→ **Dataset rows about figures**:
=-=-=-=-=

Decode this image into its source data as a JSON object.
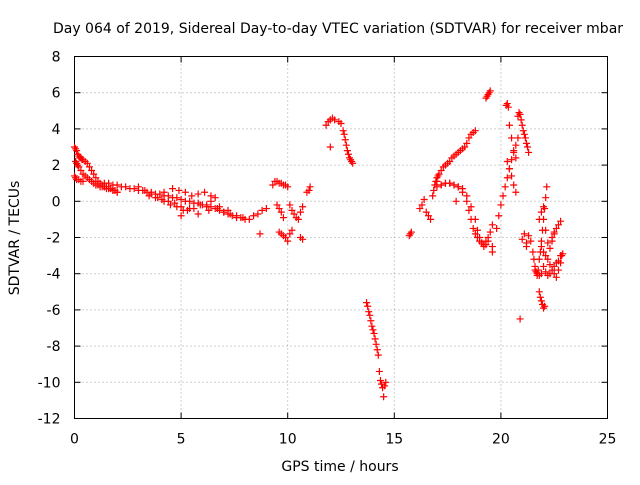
{
  "chart_data": {
    "type": "scatter",
    "title": "Day 064 of 2019, Sidereal Day-to-day VTEC variation (SDTVAR) for receiver mbar",
    "xlabel": "GPS time / hours",
    "ylabel": "SDTVAR / TECUs",
    "xlim": [
      0,
      25
    ],
    "ylim": [
      -12,
      8
    ],
    "xticks": [
      0,
      5,
      10,
      15,
      20,
      25
    ],
    "yticks": [
      -12,
      -10,
      -8,
      -6,
      -4,
      -2,
      0,
      2,
      4,
      6,
      8
    ],
    "xtick_labels": [
      "0",
      "5",
      "10",
      "15",
      "20",
      "25"
    ],
    "ytick_labels": [
      "-12",
      "-10",
      "-8",
      "-6",
      "-4",
      "-2",
      "0",
      "2",
      "4",
      "6",
      "8"
    ],
    "grid": true,
    "marker": "+",
    "series": [
      {
        "name": "SDTVAR",
        "color": "#ff0000",
        "x": [
          0.0,
          0.05,
          0.1,
          0.15,
          0.2,
          0.25,
          0.3,
          0.35,
          0.4,
          0.5,
          0.6,
          0.7,
          0.8,
          0.9,
          1.0,
          1.1,
          1.2,
          1.3,
          1.4,
          1.5,
          1.6,
          1.7,
          1.8,
          1.9,
          2.0,
          0.05,
          0.1,
          0.15,
          0.2,
          0.3,
          0.4,
          0.5,
          0.6,
          0.7,
          0.8,
          0.9,
          1.0,
          1.1,
          1.2,
          1.3,
          1.4,
          1.5,
          1.6,
          1.7,
          1.8,
          1.9,
          2.0,
          0.0,
          0.05,
          0.1,
          0.2,
          0.3,
          0.4,
          1.4,
          1.6,
          1.8,
          2.0,
          2.2,
          2.4,
          2.6,
          2.8,
          3.0,
          3.2,
          3.4,
          3.6,
          3.8,
          4.0,
          4.2,
          4.4,
          4.6,
          4.8,
          5.0,
          5.2,
          5.4,
          5.6,
          5.8,
          6.0,
          6.2,
          6.4,
          6.6,
          6.8,
          7.0,
          7.2,
          7.4,
          7.6,
          7.8,
          8.0,
          8.2,
          8.4,
          8.6,
          8.8,
          9.0,
          3.0,
          3.3,
          3.6,
          3.9,
          4.2,
          4.5,
          4.8,
          5.1,
          5.4,
          3.5,
          3.8,
          4.1,
          4.4,
          4.7,
          5.0,
          5.3,
          5.6,
          5.9,
          6.2,
          6.4,
          6.6,
          4.2,
          4.6,
          4.9,
          5.2,
          5.5,
          5.8,
          6.1,
          6.4,
          6.7,
          7.0,
          7.3,
          7.6,
          7.9,
          5.0,
          5.8,
          6.3,
          6.8,
          7.2,
          8.7,
          9.3,
          9.4,
          9.5,
          9.6,
          9.7,
          9.8,
          9.9,
          10.0,
          10.1,
          10.2,
          10.3,
          10.4,
          10.5,
          10.6,
          10.7,
          9.6,
          9.7,
          9.8,
          9.9,
          10.0,
          10.1,
          10.2,
          9.5,
          9.6,
          9.7,
          9.8,
          10.6,
          10.7,
          10.9,
          11.0,
          11.05,
          11.8,
          11.9,
          12.0,
          12.1,
          12.2,
          12.4,
          12.5,
          12.6,
          12.65,
          12.7,
          12.75,
          12.8,
          12.85,
          12.9,
          12.95,
          13.0,
          13.05,
          12.0,
          13.7,
          13.75,
          13.8,
          13.85,
          13.9,
          13.95,
          14.0,
          14.05,
          14.1,
          14.15,
          14.2,
          14.25,
          14.3,
          14.35,
          14.4,
          14.45,
          14.5,
          14.55,
          14.6,
          15.7,
          15.75,
          15.8,
          16.2,
          16.3,
          16.4,
          16.5,
          16.6,
          16.7,
          16.8,
          16.85,
          16.9,
          16.95,
          17.0,
          17.05,
          17.1,
          17.2,
          17.3,
          17.4,
          17.5,
          17.6,
          17.7,
          17.8,
          17.9,
          18.0,
          18.1,
          18.2,
          18.3,
          18.4,
          18.5,
          18.6,
          18.7,
          18.8,
          17.0,
          17.2,
          17.4,
          17.6,
          17.8,
          18.0,
          18.2,
          18.4,
          18.6,
          18.8,
          18.9,
          19.0,
          19.1,
          19.2,
          19.3,
          19.4,
          19.5,
          19.6,
          17.0,
          17.2,
          17.4,
          17.6,
          17.8,
          18.0,
          18.2,
          18.4,
          18.5,
          18.6,
          18.7,
          18.8,
          18.9,
          19.0,
          19.1,
          19.2,
          19.3,
          19.4,
          19.6,
          17.9,
          19.3,
          19.35,
          19.4,
          19.45,
          19.5,
          19.6,
          19.8,
          19.9,
          20.0,
          20.1,
          20.2,
          20.3,
          20.4,
          20.5,
          20.6,
          20.7,
          20.8,
          20.25,
          20.3,
          20.35,
          20.4,
          20.5,
          20.6,
          20.7,
          20.3,
          20.4,
          20.5,
          20.6,
          20.7,
          20.8,
          20.85,
          20.9,
          20.95,
          21.0,
          21.05,
          21.1,
          21.15,
          21.2,
          21.25,
          21.3,
          21.1,
          21.2,
          21.0,
          21.2,
          21.3,
          20.9,
          21.4,
          21.5,
          21.55,
          21.6,
          21.65,
          21.7,
          21.75,
          21.8,
          21.85,
          21.9,
          21.95,
          22.0,
          22.05,
          22.1,
          22.15,
          21.8,
          21.85,
          21.9,
          21.95,
          22.0,
          22.05,
          21.9,
          22.0,
          22.1,
          22.2,
          22.3,
          22.4,
          22.5,
          22.6,
          22.7,
          22.8,
          22.85,
          22.9,
          21.8,
          21.9,
          22.0,
          22.1,
          22.2,
          22.3,
          22.4,
          22.5,
          22.6,
          22.7,
          22.8,
          21.6,
          21.7,
          21.8,
          21.9,
          22.0,
          22.1,
          22.2,
          22.3,
          22.4,
          22.5,
          22.6,
          22.7,
          22.8,
          22.4,
          22.5
        ],
        "y": [
          3.0,
          2.9,
          2.8,
          2.6,
          2.5,
          2.4,
          2.4,
          2.3,
          2.3,
          2.2,
          2.1,
          1.9,
          1.7,
          1.5,
          1.3,
          1.1,
          1.0,
          0.9,
          0.8,
          0.8,
          0.7,
          0.7,
          0.6,
          0.6,
          0.5,
          2.2,
          2.1,
          2.0,
          1.9,
          1.7,
          1.5,
          1.4,
          1.3,
          1.2,
          1.1,
          1.0,
          0.9,
          0.9,
          0.8,
          0.8,
          0.8,
          0.7,
          0.7,
          0.7,
          0.6,
          0.6,
          0.5,
          1.4,
          1.3,
          1.2,
          1.2,
          1.1,
          1.1,
          1.0,
          1.0,
          0.9,
          0.9,
          0.8,
          0.8,
          0.7,
          0.7,
          0.6,
          0.6,
          0.5,
          0.5,
          0.4,
          0.4,
          0.3,
          0.3,
          0.2,
          0.2,
          0.1,
          0.0,
          0.0,
          -0.1,
          -0.1,
          -0.2,
          -0.2,
          -0.3,
          -0.4,
          -0.5,
          -0.6,
          -0.7,
          -0.8,
          -0.9,
          -0.9,
          -1.0,
          -1.0,
          -0.8,
          -0.7,
          -0.5,
          -0.4,
          0.8,
          0.6,
          0.4,
          0.2,
          0.0,
          -0.2,
          -0.3,
          -0.5,
          -0.4,
          0.3,
          0.2,
          0.1,
          0.0,
          -0.1,
          -0.3,
          -0.5,
          -0.4,
          -0.2,
          -0.3,
          0.0,
          0.2,
          0.5,
          0.7,
          0.6,
          0.5,
          0.3,
          0.4,
          0.5,
          0.3,
          -0.4,
          -0.6,
          -0.7,
          -0.8,
          -0.9,
          -0.8,
          -0.7,
          -0.5,
          -0.3,
          -0.5,
          -1.8,
          0.9,
          1.1,
          1.1,
          1.0,
          1.0,
          0.9,
          0.9,
          0.8,
          -0.2,
          -0.5,
          -0.7,
          -0.9,
          -1.0,
          -0.6,
          -0.3,
          -1.7,
          -1.8,
          -1.9,
          -2.0,
          -2.2,
          -1.8,
          -1.6,
          -0.2,
          -0.4,
          -0.6,
          -0.9,
          -2.0,
          -2.1,
          0.5,
          0.6,
          0.8,
          4.2,
          4.4,
          4.5,
          4.6,
          4.5,
          4.4,
          4.3,
          3.9,
          3.7,
          3.4,
          3.1,
          2.8,
          2.6,
          2.4,
          2.3,
          2.2,
          2.1,
          3.0,
          -5.6,
          -5.8,
          -6.1,
          -6.3,
          -6.6,
          -6.9,
          -7.1,
          -7.3,
          -7.6,
          -7.9,
          -8.2,
          -8.5,
          -9.4,
          -9.9,
          -10.1,
          -10.3,
          -10.8,
          -10.2,
          -10.0,
          -1.9,
          -1.8,
          -1.7,
          -0.4,
          -0.2,
          0.1,
          -0.6,
          -0.8,
          -1.0,
          0.3,
          0.6,
          0.9,
          1.1,
          1.3,
          1.4,
          1.5,
          1.7,
          1.9,
          2.0,
          2.1,
          2.2,
          2.4,
          2.5,
          2.6,
          2.7,
          2.8,
          2.9,
          3.0,
          3.2,
          3.5,
          3.7,
          3.8,
          3.9,
          1.1,
          0.9,
          1.0,
          1.0,
          0.9,
          0.8,
          0.7,
          0.3,
          -0.3,
          -1.0,
          -1.6,
          -2.0,
          -2.3,
          -2.5,
          -2.4,
          -2.2,
          -1.7,
          -1.3,
          0.8,
          0.9,
          1.0,
          1.0,
          0.9,
          0.8,
          0.5,
          0.0,
          -0.5,
          -1.0,
          -1.5,
          -1.8,
          -2.0,
          -2.2,
          -2.3,
          -2.4,
          -2.2,
          -2.0,
          -2.8,
          0.0,
          5.7,
          5.8,
          5.9,
          6.0,
          6.1,
          -2.5,
          -1.5,
          -0.8,
          -0.2,
          0.3,
          0.8,
          1.3,
          1.8,
          2.3,
          2.7,
          3.1,
          3.5,
          5.3,
          5.4,
          5.2,
          4.2,
          3.5,
          2.8,
          2.4,
          2.2,
          1.8,
          1.4,
          0.9,
          0.5,
          4.7,
          4.9,
          4.8,
          4.5,
          4.2,
          3.9,
          3.7,
          3.5,
          3.2,
          3.0,
          2.7,
          -1.8,
          -2.3,
          -2.1,
          -2.5,
          -1.9,
          -6.5,
          -2.2,
          -2.8,
          -3.2,
          -3.6,
          -3.9,
          -4.1,
          -3.8,
          -3.2,
          -2.8,
          -2.2,
          -1.6,
          -1.0,
          -0.4,
          0.2,
          0.8,
          -5.0,
          -5.3,
          -5.5,
          -5.7,
          -5.9,
          -5.8,
          -2.5,
          -2.8,
          -3.0,
          -3.2,
          -3.5,
          -3.8,
          -4.0,
          -4.2,
          -3.8,
          -3.4,
          -3.0,
          -2.9,
          -1.0,
          -0.6,
          -0.3,
          -1.6,
          -2.3,
          -2.6,
          -2.2,
          -1.8,
          -1.5,
          -1.3,
          -1.1,
          -3.8,
          -4.0,
          -4.1,
          -4.0,
          -3.6,
          -3.9,
          -4.1,
          -4.0,
          -3.8,
          -3.6,
          -3.4,
          -3.3,
          -3.0,
          -2.0,
          -1.7
        ]
      }
    ]
  }
}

=-=-=-=-=

→ **GOAL OF THE EXERCISE**: Copy every line in the listing above where the string "SDTVAR" turns up.

→ **EXERCISE RESULT**:
    "title": "Day 064 of 2019, Sidereal Day-to-day VTEC variation (SDTVAR) for receiver mbar",
    "ylabel": "SDTVAR / TECUs",
        "name": "SDTVAR",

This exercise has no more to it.